Records from a collection:
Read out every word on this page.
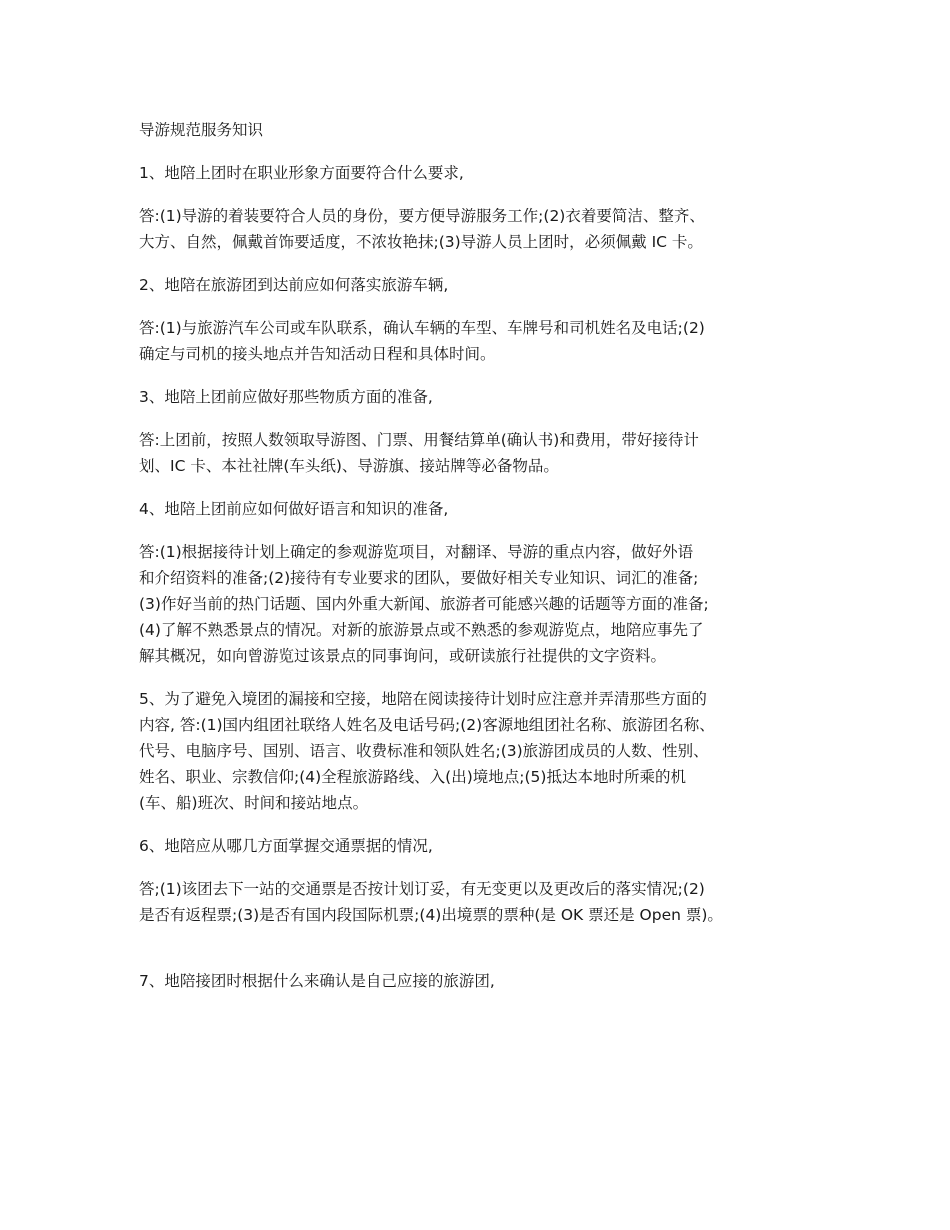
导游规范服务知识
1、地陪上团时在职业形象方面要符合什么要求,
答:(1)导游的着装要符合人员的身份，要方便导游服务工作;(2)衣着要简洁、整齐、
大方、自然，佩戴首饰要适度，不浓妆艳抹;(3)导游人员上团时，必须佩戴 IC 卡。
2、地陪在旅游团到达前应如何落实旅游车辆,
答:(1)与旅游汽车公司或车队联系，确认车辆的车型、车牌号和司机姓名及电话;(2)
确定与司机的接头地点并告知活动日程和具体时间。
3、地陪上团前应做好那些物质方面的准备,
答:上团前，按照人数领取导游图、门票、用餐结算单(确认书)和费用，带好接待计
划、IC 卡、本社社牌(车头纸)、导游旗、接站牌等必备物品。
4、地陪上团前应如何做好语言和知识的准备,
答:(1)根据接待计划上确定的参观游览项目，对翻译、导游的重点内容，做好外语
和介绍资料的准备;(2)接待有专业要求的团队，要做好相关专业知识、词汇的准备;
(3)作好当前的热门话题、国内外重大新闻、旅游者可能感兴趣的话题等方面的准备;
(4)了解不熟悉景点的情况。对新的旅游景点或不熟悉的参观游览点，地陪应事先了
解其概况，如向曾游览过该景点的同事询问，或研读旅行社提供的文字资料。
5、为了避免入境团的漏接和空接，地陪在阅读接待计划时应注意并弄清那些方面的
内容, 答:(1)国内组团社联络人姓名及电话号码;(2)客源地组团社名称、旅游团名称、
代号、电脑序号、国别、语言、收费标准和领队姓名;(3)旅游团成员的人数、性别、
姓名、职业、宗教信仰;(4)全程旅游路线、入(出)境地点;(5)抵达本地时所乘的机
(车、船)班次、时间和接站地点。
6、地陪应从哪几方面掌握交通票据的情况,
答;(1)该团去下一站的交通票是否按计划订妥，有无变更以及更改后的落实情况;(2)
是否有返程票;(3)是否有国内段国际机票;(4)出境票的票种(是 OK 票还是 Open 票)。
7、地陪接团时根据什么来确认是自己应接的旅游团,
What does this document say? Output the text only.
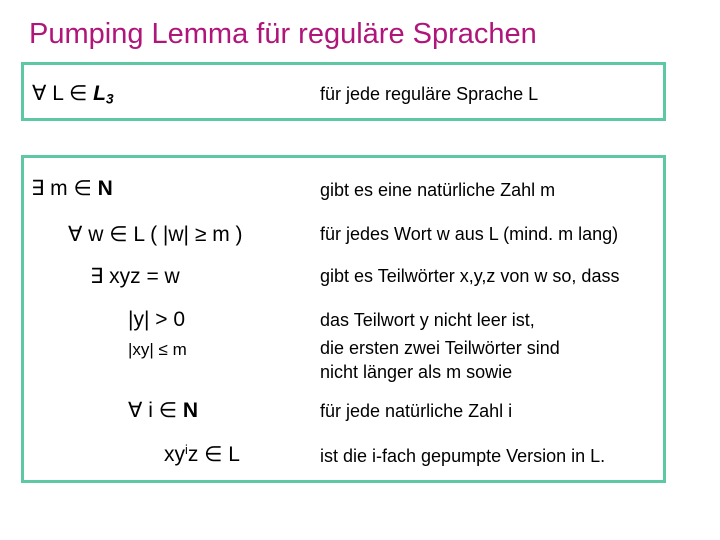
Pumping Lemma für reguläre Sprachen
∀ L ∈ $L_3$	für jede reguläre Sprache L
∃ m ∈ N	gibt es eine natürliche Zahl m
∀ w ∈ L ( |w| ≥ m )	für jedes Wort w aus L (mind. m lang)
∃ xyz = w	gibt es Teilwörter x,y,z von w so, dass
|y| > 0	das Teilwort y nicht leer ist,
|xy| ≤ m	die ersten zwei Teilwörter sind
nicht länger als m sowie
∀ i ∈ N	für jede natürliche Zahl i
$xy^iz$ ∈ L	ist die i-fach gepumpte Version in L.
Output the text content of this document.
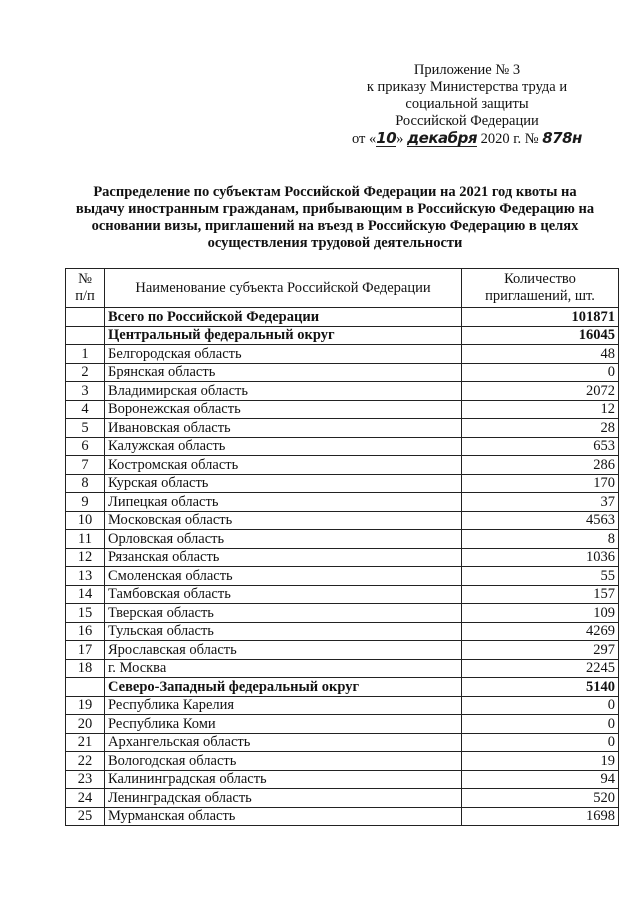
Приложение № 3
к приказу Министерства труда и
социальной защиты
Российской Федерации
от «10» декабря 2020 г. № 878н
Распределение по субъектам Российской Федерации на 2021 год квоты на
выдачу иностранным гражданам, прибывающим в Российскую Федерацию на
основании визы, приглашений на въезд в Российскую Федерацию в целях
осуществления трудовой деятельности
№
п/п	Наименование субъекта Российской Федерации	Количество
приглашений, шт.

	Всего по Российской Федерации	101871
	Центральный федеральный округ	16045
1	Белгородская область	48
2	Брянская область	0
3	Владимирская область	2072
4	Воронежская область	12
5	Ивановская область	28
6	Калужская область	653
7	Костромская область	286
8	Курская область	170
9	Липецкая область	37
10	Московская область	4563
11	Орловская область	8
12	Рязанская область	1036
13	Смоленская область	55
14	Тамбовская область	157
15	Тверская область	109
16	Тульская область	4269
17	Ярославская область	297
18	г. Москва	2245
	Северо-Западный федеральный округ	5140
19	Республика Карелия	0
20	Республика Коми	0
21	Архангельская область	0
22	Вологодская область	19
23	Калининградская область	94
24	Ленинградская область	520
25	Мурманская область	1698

**What to do:** Go through the material above and copy each line that has the word "Output".

**Exercise response:**
What does this document say? Output the text only.
Output the text content of this document.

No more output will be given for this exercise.